**Stated task**
Copy the records from their first line through the line containing "toolbar-icon[interactable] — [898, 41, 908, 51]", replacing every "screenshot" with "screen capture" and leaving the rest untouched.

== Data ==

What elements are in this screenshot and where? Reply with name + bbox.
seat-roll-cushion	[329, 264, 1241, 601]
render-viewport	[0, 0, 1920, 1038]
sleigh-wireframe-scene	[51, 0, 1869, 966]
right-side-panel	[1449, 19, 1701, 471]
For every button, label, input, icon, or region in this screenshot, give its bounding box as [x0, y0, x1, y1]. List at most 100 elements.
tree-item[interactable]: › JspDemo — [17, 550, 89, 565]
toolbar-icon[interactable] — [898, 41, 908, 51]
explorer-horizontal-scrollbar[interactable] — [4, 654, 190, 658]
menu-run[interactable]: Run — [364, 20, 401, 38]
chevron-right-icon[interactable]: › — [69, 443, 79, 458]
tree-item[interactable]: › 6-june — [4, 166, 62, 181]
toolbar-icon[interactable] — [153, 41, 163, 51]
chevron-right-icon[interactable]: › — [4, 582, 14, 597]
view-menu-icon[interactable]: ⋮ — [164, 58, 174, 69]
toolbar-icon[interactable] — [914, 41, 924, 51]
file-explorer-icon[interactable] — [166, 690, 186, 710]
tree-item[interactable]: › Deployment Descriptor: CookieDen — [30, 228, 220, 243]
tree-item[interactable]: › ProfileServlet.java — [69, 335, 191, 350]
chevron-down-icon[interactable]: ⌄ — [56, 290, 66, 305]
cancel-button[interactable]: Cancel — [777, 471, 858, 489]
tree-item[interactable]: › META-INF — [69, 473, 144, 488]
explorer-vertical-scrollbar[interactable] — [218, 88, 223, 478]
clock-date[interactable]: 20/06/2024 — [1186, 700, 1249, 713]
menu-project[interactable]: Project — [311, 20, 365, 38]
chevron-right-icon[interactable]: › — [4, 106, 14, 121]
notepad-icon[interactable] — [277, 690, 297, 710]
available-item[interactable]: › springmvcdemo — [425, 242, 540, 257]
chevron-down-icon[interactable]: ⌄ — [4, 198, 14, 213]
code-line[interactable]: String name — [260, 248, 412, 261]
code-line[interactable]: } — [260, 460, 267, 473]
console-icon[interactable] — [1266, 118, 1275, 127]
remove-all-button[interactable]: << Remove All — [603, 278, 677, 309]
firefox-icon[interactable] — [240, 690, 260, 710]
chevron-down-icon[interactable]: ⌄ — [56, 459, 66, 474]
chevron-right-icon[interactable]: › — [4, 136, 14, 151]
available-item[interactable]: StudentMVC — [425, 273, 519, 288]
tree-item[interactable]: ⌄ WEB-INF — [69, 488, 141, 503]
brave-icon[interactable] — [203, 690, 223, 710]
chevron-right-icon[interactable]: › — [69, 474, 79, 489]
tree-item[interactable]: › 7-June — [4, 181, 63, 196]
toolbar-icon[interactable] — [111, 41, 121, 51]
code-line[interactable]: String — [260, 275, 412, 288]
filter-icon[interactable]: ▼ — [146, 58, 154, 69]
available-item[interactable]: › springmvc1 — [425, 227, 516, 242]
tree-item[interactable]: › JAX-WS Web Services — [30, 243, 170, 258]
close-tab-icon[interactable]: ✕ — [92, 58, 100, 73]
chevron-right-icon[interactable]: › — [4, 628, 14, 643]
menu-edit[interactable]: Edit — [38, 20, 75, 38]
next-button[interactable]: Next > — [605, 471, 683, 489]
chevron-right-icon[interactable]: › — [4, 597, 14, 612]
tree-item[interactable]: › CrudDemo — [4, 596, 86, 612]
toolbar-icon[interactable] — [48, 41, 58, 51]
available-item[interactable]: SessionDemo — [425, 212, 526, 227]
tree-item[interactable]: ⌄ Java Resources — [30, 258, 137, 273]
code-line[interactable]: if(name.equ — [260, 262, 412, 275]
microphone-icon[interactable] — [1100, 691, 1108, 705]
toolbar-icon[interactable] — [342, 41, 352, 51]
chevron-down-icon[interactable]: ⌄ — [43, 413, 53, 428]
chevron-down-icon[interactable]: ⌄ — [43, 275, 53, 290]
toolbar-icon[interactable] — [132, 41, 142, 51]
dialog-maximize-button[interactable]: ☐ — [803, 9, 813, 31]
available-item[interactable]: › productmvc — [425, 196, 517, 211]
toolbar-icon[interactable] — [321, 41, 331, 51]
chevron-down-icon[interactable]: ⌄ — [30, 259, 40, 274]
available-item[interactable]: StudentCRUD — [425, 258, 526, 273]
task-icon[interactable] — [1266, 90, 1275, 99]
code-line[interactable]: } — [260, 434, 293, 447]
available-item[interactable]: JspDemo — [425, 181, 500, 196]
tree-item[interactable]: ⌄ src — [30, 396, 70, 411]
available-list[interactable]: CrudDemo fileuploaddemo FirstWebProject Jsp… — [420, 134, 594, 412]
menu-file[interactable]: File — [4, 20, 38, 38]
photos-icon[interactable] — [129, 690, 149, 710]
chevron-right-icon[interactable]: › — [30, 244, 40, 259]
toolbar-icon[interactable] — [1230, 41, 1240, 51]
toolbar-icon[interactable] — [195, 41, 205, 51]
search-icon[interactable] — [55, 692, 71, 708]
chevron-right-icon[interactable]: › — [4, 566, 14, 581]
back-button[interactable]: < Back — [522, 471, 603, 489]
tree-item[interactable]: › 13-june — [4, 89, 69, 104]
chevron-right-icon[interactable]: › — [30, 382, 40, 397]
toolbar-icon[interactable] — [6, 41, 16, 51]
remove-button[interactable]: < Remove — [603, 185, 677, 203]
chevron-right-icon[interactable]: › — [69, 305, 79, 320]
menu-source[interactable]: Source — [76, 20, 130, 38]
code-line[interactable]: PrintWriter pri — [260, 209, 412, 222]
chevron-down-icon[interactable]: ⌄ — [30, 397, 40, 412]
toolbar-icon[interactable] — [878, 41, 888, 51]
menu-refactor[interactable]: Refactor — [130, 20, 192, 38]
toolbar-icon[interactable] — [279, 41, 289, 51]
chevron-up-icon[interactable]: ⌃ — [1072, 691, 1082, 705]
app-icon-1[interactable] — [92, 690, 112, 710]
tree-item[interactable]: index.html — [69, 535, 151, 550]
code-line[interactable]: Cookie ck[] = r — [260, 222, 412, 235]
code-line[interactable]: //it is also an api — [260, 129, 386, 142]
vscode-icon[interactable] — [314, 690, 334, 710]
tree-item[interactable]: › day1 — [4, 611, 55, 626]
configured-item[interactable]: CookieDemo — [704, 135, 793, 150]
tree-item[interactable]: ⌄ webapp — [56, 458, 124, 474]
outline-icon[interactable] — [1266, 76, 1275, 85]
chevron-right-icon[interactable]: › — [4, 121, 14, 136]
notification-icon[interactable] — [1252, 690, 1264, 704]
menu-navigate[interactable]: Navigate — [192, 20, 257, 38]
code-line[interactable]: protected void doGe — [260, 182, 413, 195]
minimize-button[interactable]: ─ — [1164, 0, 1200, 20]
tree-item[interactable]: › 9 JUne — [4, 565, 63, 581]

===

**Expected answer**
What elements are in this screen capture and where? Reply with name + bbox.
seat-roll-cushion	[329, 264, 1241, 601]
render-viewport	[0, 0, 1920, 1038]
sleigh-wireframe-scene	[51, 0, 1869, 966]
right-side-panel	[1449, 19, 1701, 471]
For every button, label, input, icon, or region in this screen capture, give its bounding box as [x0, y0, x1, y1]. List at most 100 elements.
tree-item[interactable]: › JspDemo — [17, 550, 89, 565]
toolbar-icon[interactable] — [898, 41, 908, 51]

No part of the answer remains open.